• What is needed: Lines that include the word "frac" are the ones to copy.

********

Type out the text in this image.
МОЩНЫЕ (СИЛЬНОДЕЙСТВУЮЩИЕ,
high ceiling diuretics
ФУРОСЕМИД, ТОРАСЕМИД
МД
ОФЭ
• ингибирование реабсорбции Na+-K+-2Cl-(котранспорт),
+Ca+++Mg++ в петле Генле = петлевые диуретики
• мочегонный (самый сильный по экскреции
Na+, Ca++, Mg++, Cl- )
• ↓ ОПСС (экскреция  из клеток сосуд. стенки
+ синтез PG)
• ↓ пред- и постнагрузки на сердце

********

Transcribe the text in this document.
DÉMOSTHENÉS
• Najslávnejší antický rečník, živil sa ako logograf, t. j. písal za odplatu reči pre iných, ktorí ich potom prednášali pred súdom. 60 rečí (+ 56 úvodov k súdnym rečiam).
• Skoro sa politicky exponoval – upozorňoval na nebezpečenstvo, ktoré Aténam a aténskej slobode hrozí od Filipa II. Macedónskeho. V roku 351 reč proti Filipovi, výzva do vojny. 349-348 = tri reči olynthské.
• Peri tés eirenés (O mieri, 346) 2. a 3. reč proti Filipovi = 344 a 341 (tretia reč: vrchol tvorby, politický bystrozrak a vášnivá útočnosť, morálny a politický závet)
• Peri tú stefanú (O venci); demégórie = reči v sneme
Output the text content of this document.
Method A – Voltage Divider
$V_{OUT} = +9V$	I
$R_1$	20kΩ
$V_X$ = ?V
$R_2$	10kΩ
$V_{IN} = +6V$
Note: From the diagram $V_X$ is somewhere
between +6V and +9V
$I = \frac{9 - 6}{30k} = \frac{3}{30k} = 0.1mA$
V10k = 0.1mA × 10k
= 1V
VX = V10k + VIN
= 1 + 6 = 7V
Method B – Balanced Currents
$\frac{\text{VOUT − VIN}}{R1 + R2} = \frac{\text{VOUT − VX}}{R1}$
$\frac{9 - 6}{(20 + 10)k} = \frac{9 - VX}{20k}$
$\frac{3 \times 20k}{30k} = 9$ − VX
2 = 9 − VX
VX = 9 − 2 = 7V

********

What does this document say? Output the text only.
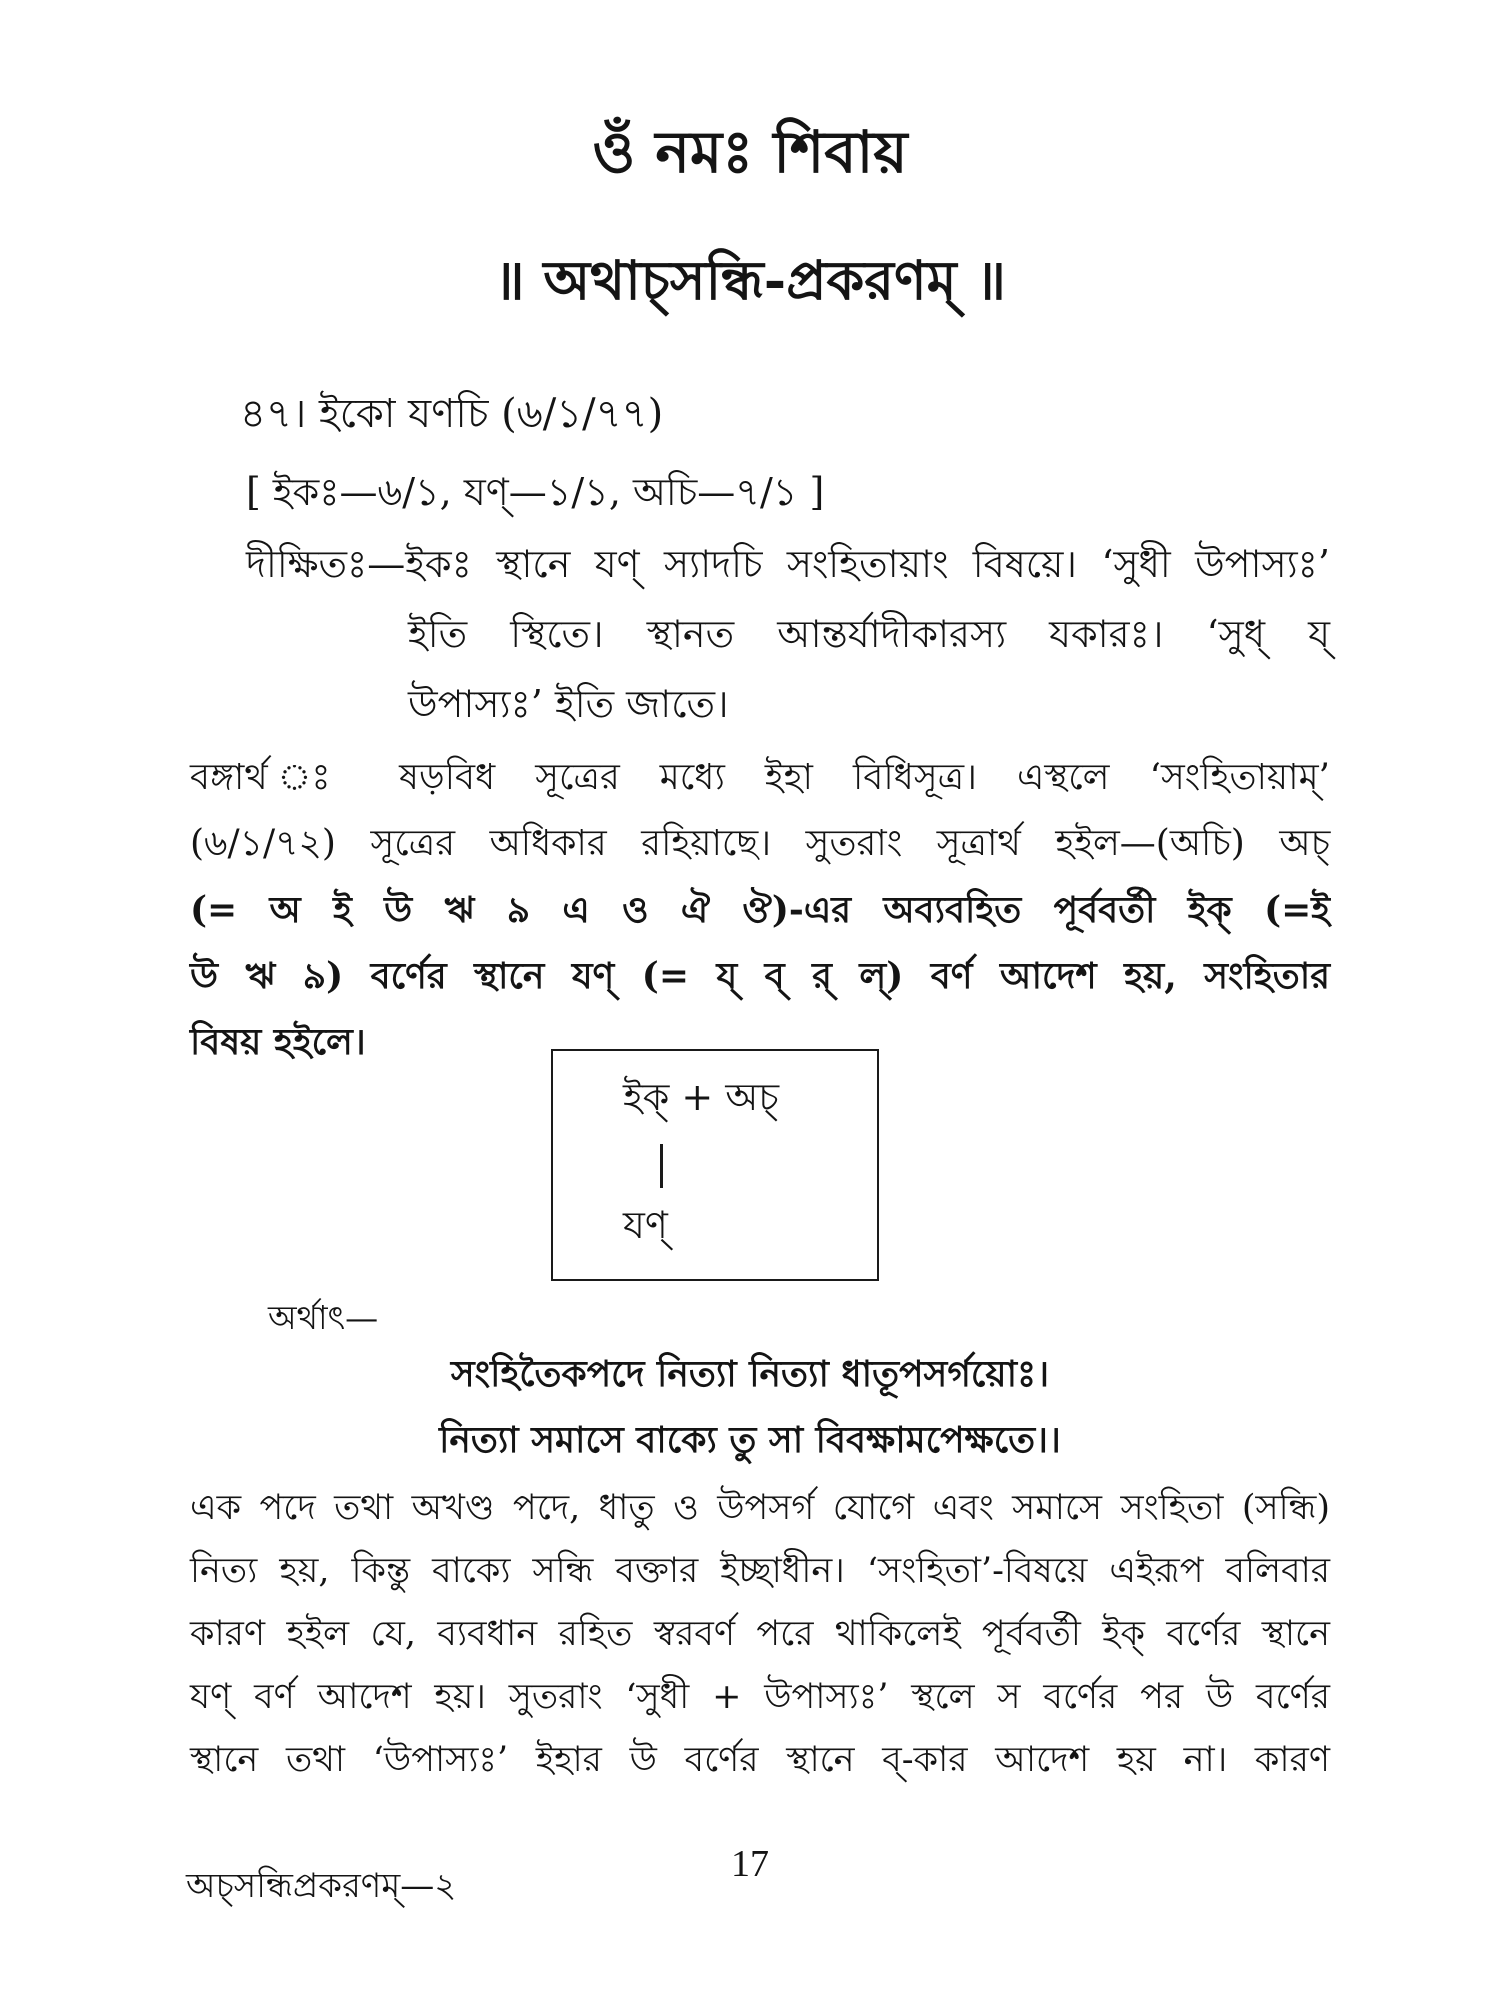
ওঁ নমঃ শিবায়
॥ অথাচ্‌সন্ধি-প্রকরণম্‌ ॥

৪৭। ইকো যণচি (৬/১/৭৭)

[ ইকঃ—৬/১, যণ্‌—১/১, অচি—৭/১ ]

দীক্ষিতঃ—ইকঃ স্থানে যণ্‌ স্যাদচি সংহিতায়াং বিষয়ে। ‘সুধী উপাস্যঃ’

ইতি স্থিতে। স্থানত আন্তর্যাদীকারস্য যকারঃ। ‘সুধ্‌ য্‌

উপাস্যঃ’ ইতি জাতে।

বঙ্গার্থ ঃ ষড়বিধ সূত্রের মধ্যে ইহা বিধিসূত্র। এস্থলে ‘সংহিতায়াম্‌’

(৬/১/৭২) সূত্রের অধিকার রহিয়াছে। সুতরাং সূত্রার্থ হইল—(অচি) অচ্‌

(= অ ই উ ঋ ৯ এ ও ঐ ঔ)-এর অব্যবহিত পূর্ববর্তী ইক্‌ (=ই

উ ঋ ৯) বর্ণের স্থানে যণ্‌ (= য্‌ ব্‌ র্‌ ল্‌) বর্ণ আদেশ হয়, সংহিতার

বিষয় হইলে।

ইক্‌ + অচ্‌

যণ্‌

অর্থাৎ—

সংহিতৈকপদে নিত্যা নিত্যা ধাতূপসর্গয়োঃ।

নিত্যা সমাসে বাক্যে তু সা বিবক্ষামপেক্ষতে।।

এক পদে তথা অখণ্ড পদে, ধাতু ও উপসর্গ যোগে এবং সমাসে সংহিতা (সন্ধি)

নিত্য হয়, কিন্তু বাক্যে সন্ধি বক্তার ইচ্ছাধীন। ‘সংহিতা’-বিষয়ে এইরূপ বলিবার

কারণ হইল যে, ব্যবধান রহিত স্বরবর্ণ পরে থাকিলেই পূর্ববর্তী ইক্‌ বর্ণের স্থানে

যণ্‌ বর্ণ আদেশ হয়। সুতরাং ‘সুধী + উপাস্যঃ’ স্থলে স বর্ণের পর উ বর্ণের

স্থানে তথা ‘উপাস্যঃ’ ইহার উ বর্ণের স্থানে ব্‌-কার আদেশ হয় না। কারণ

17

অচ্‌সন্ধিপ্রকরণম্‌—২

********

• Response to this exercise:
$I = \frac{9 - 6}{30k} = \frac{3}{30k} = 0.1mA$
$\frac{\text{VOUT − VIN}}{R1 + R2} = \frac{\text{VOUT − VX}}{R1}$
$\frac{9 - 6}{(20 + 10)k} = \frac{9 - VX}{20k}$
$\frac{3 \times 20k}{30k} = 9$ − VX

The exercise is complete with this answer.